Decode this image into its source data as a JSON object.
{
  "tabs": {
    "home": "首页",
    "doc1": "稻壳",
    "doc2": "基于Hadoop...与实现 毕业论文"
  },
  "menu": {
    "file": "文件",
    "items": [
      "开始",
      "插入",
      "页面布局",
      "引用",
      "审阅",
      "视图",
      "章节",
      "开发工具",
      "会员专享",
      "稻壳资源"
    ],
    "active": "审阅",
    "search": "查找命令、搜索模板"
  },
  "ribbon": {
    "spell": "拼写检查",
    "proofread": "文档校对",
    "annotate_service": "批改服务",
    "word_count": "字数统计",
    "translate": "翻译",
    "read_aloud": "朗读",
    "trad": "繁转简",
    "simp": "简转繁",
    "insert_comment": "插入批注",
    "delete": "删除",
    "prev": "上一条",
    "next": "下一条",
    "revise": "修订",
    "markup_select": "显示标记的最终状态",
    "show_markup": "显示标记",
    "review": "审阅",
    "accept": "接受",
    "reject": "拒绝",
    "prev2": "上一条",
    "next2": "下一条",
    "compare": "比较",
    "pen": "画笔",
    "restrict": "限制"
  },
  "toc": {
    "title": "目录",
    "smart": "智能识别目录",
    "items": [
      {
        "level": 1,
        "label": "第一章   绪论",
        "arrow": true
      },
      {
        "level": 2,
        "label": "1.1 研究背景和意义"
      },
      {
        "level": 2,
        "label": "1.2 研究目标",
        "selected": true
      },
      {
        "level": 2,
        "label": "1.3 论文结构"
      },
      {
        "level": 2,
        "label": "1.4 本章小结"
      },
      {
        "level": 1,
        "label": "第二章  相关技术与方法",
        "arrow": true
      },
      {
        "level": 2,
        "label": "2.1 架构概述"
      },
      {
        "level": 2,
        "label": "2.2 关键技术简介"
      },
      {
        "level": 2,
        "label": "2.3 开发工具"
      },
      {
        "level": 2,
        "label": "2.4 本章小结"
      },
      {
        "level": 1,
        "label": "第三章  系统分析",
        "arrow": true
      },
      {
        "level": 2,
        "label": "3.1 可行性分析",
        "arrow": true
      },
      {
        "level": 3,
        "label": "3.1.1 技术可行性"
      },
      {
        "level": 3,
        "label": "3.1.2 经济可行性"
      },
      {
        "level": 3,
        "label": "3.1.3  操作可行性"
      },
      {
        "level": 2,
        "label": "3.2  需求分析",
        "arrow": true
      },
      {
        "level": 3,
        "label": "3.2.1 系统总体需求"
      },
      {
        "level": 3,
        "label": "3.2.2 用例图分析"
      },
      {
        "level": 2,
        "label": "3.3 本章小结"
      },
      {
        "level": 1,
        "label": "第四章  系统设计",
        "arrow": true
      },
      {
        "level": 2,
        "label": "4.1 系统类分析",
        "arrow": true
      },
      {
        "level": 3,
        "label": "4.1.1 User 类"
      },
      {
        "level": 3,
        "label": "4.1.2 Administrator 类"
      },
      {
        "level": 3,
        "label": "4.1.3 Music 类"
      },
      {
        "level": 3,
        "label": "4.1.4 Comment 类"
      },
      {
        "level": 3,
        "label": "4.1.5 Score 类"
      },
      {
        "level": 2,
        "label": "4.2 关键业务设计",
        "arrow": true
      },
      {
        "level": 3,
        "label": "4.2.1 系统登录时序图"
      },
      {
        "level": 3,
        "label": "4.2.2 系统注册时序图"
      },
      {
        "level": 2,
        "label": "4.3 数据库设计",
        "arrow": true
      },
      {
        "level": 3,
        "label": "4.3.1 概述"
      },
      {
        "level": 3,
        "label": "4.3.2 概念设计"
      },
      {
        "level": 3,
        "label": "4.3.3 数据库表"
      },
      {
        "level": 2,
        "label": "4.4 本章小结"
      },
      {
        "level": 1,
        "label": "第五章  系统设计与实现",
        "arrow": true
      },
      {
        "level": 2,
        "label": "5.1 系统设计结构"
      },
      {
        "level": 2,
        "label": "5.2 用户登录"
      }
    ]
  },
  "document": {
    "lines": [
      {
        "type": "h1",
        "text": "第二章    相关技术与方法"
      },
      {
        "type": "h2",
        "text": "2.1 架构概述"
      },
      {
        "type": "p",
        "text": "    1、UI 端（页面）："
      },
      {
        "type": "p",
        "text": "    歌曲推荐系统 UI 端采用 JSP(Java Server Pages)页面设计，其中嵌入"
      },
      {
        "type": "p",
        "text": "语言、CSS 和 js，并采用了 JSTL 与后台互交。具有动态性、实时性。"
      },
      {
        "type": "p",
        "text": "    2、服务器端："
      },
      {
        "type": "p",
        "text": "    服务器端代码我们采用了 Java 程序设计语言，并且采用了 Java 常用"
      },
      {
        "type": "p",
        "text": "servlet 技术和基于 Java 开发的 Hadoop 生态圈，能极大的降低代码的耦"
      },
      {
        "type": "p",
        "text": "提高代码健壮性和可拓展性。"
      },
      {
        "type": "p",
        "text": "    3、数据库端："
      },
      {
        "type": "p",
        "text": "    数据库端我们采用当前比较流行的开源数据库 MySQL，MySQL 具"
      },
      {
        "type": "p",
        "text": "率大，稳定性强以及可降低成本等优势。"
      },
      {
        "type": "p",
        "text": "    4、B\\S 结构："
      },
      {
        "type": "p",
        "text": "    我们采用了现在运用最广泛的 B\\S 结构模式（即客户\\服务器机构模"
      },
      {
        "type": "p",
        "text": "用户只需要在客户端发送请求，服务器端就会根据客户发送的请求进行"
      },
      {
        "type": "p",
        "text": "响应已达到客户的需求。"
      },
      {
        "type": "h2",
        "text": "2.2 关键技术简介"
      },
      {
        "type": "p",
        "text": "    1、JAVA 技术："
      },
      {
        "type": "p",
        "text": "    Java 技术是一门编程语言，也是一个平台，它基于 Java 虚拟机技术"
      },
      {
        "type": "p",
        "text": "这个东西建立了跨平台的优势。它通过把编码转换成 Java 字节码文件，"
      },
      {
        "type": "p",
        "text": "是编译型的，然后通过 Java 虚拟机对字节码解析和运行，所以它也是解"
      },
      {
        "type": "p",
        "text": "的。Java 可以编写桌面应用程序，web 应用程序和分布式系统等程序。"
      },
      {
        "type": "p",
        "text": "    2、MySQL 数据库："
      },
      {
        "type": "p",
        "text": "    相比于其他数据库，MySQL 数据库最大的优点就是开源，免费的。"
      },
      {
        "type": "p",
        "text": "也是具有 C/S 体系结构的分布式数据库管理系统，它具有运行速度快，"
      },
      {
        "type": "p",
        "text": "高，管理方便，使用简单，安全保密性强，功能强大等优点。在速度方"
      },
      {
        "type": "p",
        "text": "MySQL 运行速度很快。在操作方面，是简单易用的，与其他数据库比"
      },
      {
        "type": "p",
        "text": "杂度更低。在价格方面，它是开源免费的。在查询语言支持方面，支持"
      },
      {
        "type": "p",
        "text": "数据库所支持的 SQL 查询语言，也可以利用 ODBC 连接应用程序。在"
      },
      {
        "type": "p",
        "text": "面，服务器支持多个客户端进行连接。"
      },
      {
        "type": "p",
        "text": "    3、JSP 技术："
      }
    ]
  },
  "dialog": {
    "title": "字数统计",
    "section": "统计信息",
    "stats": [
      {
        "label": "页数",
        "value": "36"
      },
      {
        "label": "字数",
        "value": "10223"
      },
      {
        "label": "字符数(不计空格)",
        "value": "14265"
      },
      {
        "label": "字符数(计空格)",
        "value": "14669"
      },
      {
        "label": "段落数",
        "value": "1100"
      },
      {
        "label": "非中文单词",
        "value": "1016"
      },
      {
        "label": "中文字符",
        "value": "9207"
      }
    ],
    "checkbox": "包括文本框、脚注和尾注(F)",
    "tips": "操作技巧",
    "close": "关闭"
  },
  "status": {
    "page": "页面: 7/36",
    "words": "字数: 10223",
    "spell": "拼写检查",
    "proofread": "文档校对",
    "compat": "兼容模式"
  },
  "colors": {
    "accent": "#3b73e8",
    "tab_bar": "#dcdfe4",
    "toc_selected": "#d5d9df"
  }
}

· · ·

Copy out each line of the records where the string "value" appears.

◆ FINISHED ANSWER
        "value": "36"
        "value": "10223"
        "value": "14265"
        "value": "14669"
        "value": "1100"
        "value": "1016"
        "value": "9207"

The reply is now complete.